◆ **Requirements**
From the records, pick out and copy each line containing "this".

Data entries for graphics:

========================

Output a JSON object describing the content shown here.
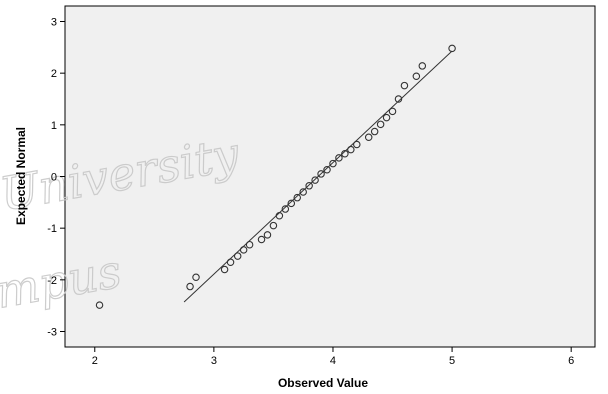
{
  "chart_data": {
    "type": "scatter",
    "title": "",
    "xlabel": "Observed Value",
    "ylabel": "Expected Normal",
    "xlim": [
      1.75,
      6.2
    ],
    "ylim": [
      -3.3,
      3.3
    ],
    "x_ticks": [
      2,
      3,
      4,
      5,
      6
    ],
    "y_ticks": [
      -3,
      -2,
      -1,
      0,
      1,
      2,
      3
    ],
    "grid": false,
    "legend": "none",
    "series": [
      {
        "points": [
          {
            "x": 2.04,
            "y": -2.49
          },
          {
            "x": 2.8,
            "y": -2.13
          },
          {
            "x": 2.85,
            "y": -1.95
          },
          {
            "x": 3.09,
            "y": -1.8
          },
          {
            "x": 3.14,
            "y": -1.66
          },
          {
            "x": 3.2,
            "y": -1.54
          },
          {
            "x": 3.25,
            "y": -1.42
          },
          {
            "x": 3.3,
            "y": -1.32
          },
          {
            "x": 3.4,
            "y": -1.22
          },
          {
            "x": 3.45,
            "y": -1.13
          },
          {
            "x": 3.5,
            "y": -0.95
          },
          {
            "x": 3.55,
            "y": -0.76
          },
          {
            "x": 3.6,
            "y": -0.63
          },
          {
            "x": 3.65,
            "y": -0.52
          },
          {
            "x": 3.7,
            "y": -0.41
          },
          {
            "x": 3.75,
            "y": -0.3
          },
          {
            "x": 3.8,
            "y": -0.18
          },
          {
            "x": 3.85,
            "y": -0.07
          },
          {
            "x": 3.9,
            "y": 0.05
          },
          {
            "x": 3.95,
            "y": 0.13
          },
          {
            "x": 4.0,
            "y": 0.25
          },
          {
            "x": 4.05,
            "y": 0.36
          },
          {
            "x": 4.1,
            "y": 0.44
          },
          {
            "x": 4.15,
            "y": 0.52
          },
          {
            "x": 4.2,
            "y": 0.62
          },
          {
            "x": 4.3,
            "y": 0.76
          },
          {
            "x": 4.35,
            "y": 0.87
          },
          {
            "x": 4.4,
            "y": 1.01
          },
          {
            "x": 4.45,
            "y": 1.14
          },
          {
            "x": 4.5,
            "y": 1.26
          },
          {
            "x": 4.55,
            "y": 1.5
          },
          {
            "x": 4.6,
            "y": 1.76
          },
          {
            "x": 4.7,
            "y": 1.94
          },
          {
            "x": 4.75,
            "y": 2.14
          },
          {
            "x": 5.0,
            "y": 2.48
          }
        ]
      }
    ],
    "reference_line": {
      "x1": 2.75,
      "y1": -2.43,
      "x2": 5.0,
      "y2": 2.43
    },
    "watermark": [
      "University",
      "mpus"
    ],
    "colors": {
      "plot_background": "#f0f0f0",
      "marker_stroke": "#333333",
      "line": "#333333",
      "axis": "#000000",
      "watermark": "#c8c8c8"
    }
  }
}
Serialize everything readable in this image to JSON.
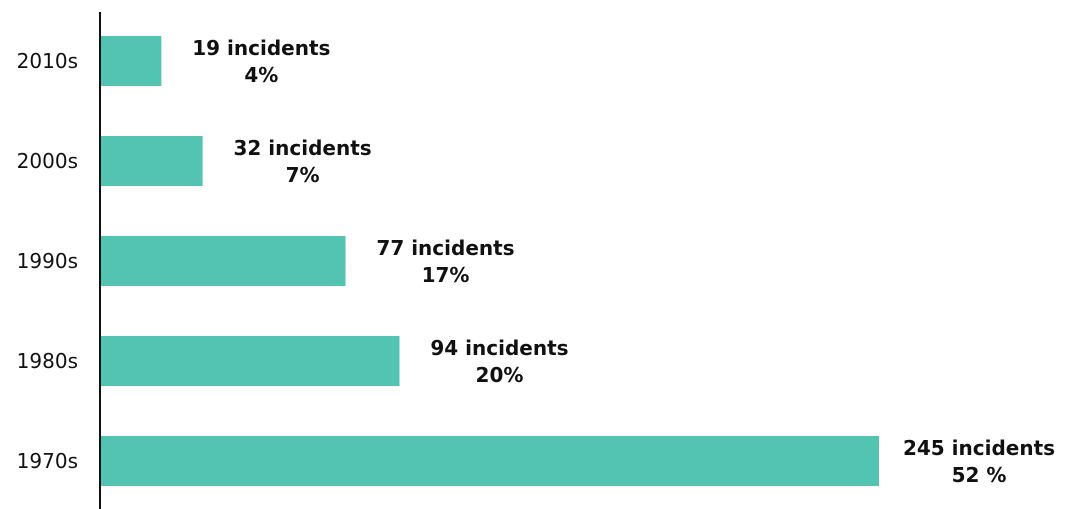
{
  "chart_data": {
    "type": "bar",
    "orientation": "horizontal",
    "categories": [
      "2010s",
      "2000s",
      "1990s",
      "1980s",
      "1970s"
    ],
    "values": [
      19,
      32,
      77,
      94,
      245
    ],
    "data_labels": [
      {
        "count": "19 incidents",
        "pct": "4%"
      },
      {
        "count": "32 incidents",
        "pct": "7%"
      },
      {
        "count": "77 incidents",
        "pct": "17%"
      },
      {
        "count": "94 incidents",
        "pct": "20%"
      },
      {
        "count": "245 incidents",
        "pct": "52 %"
      }
    ],
    "xlim": [
      0,
      245
    ],
    "bar_color": "#53c4b1",
    "axis_color": "#111111",
    "grid": false,
    "legend": "none"
  }
}
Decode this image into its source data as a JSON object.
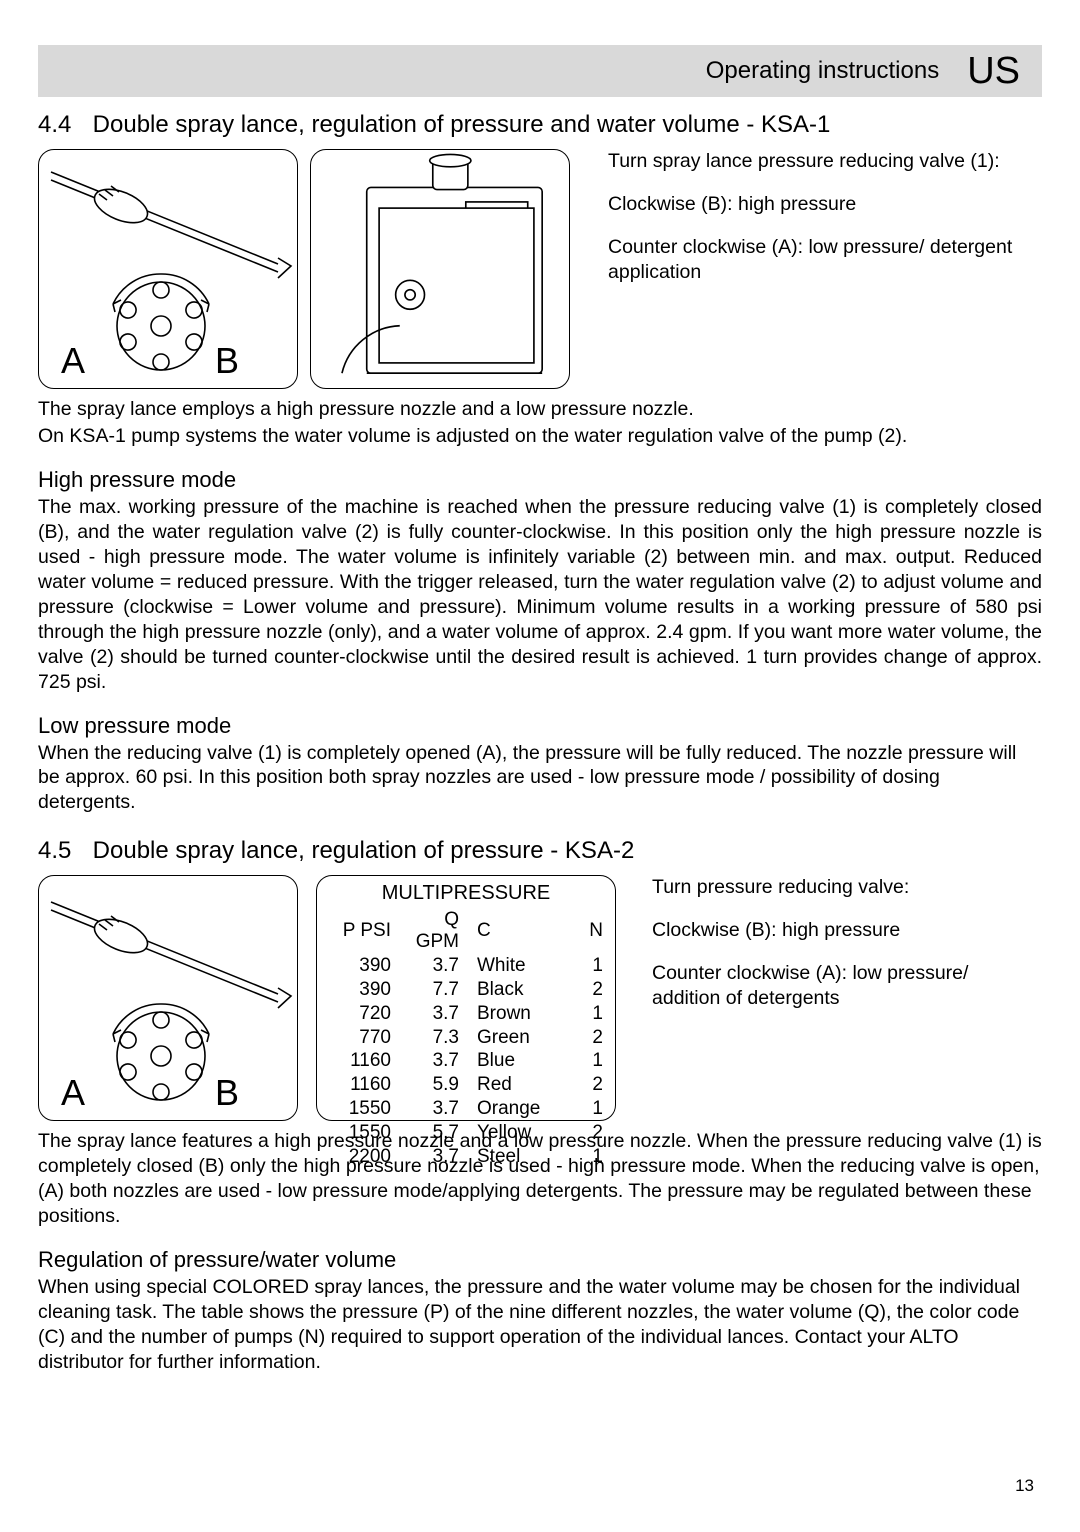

========================

◆ **Completed task**
Serialize everything readable in this image to JSON.
Decode this image into its source data as a JSON object.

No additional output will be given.